* What this task involves: All entries below need to be written out exactly, but without their pictures.
-*-*-
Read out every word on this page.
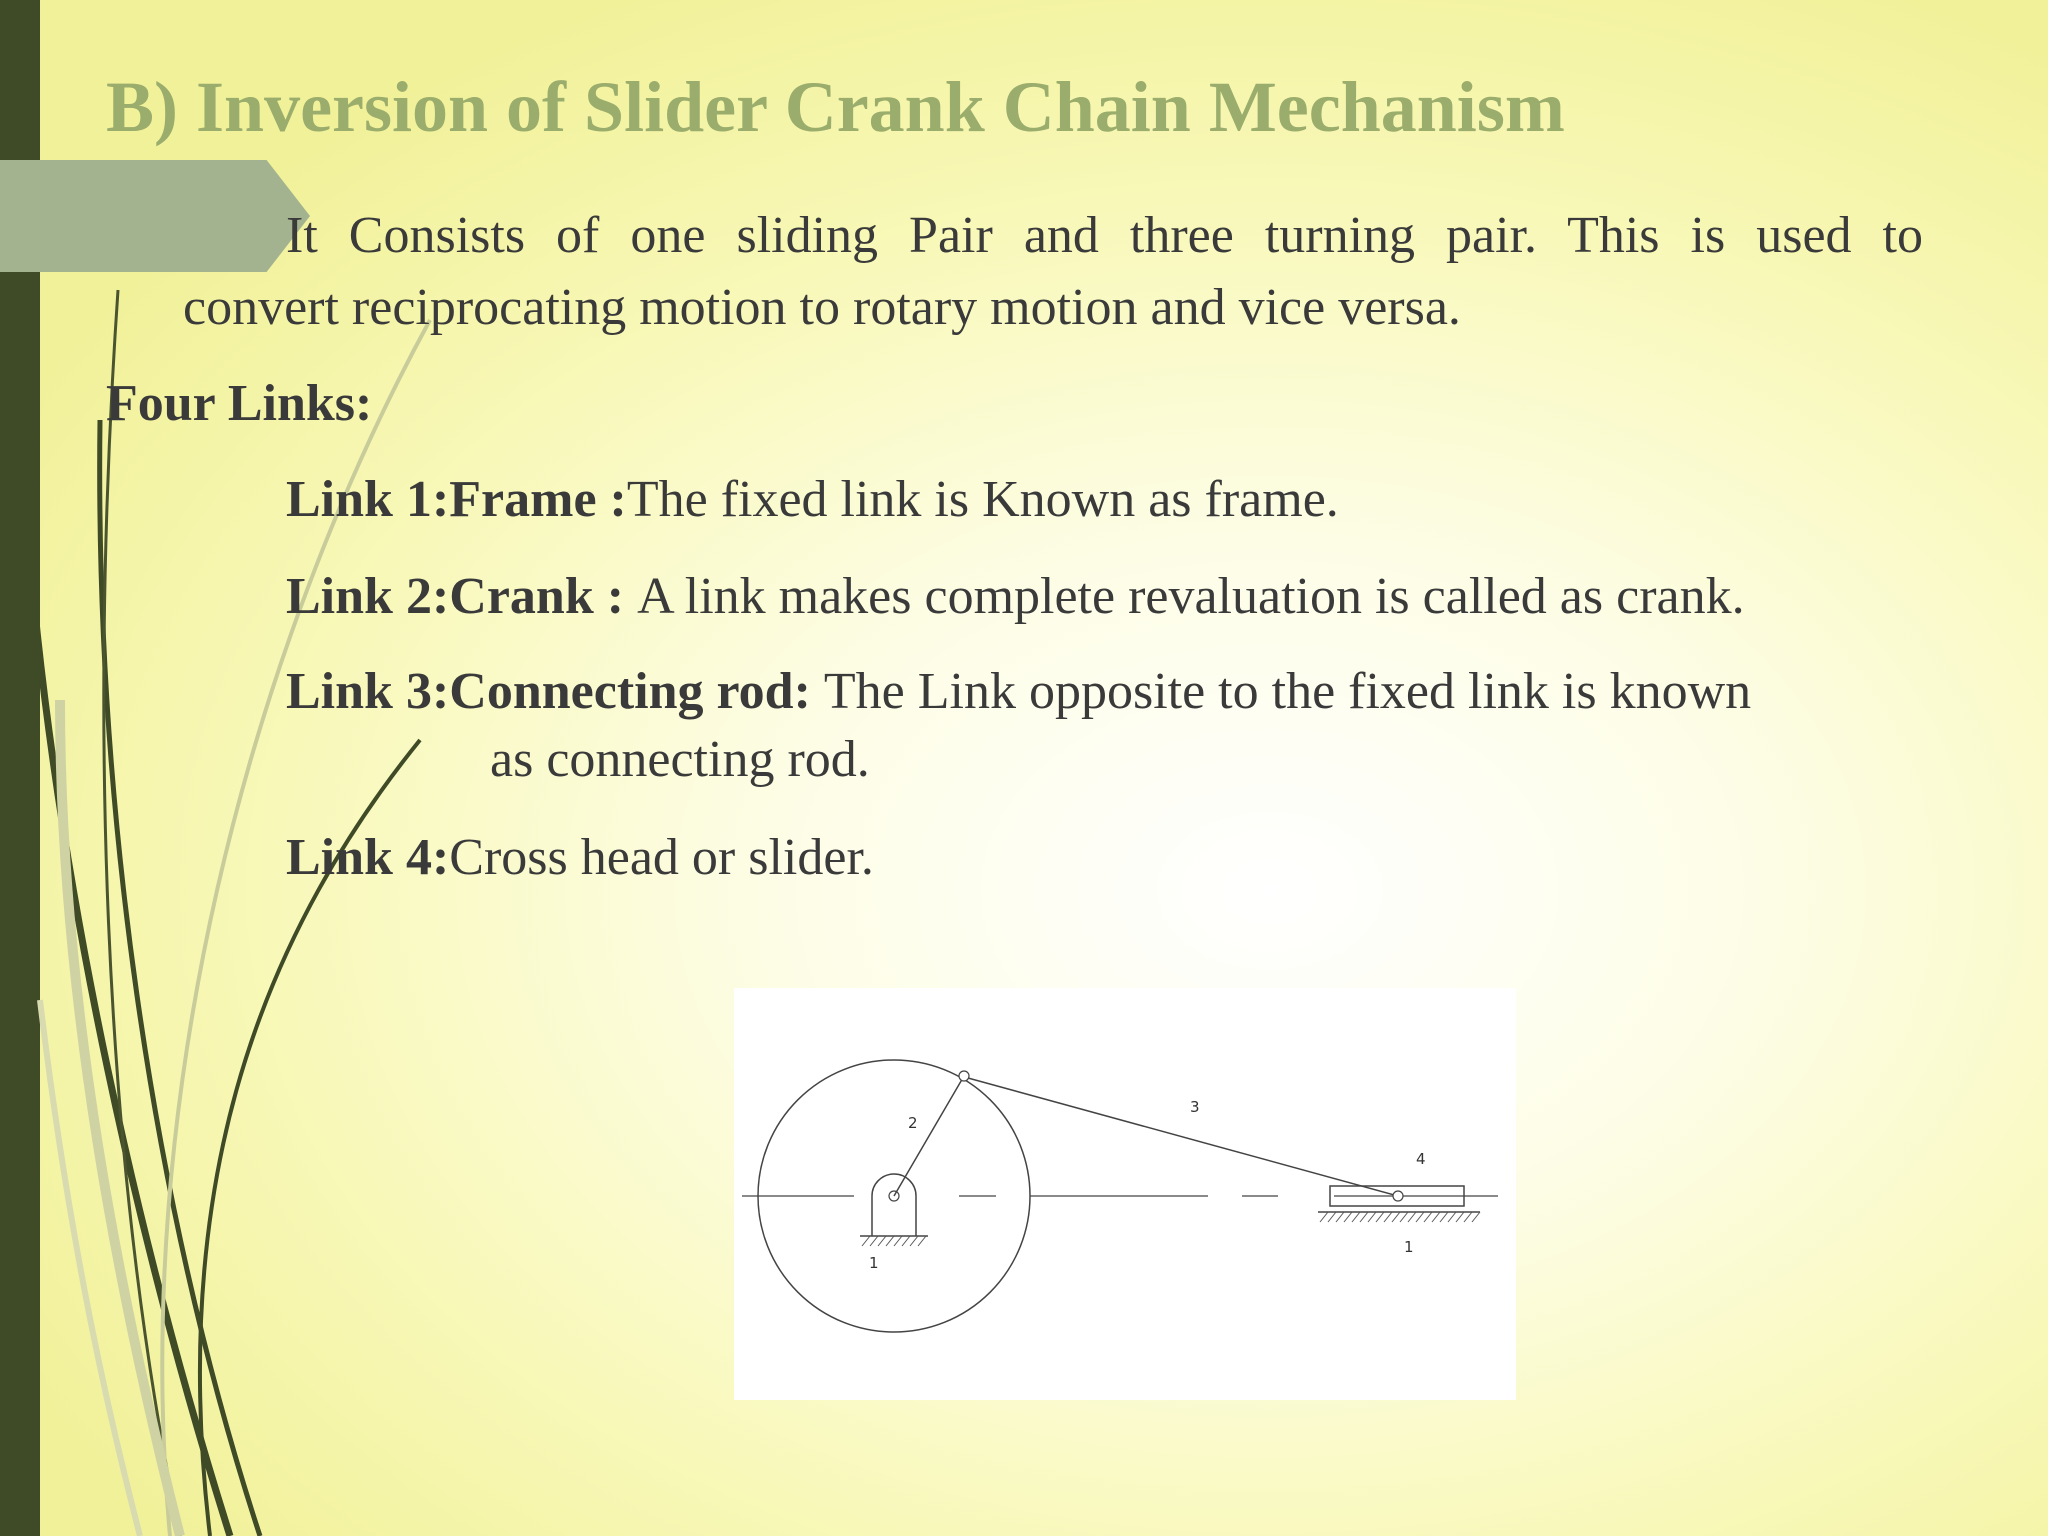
B) Inversion of Slider Crank Chain Mechanism

It Consists of one sliding Pair and three turning pair. This is used to
convert reciprocating motion to rotary motion and vice versa.

Four Links:

Link 1:Frame :The fixed link is Known as frame.

Link 2:Crank : A link makes complete revaluation is called as crank.

Link 3:Connecting rod: The Link opposite to the fixed link is known
as connecting rod.

Link 4:Cross head or slider.

2
3
4
1
1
-*-*-
* In response:
Read out every word on this page.
B) Inversion of Slider Crank Chain Mechanism

It Consists of one sliding Pair and three turning pair. This is used to
convert reciprocating motion to rotary motion and vice versa.

Four Links:

Link 1:Frame :The fixed link is Known as frame.

Link 2:Crank : A link makes complete revaluation is called as crank.

Link 3:Connecting rod: The Link opposite to the fixed link is known
as connecting rod.

Link 4:Cross head or slider.

2
3
4
1
1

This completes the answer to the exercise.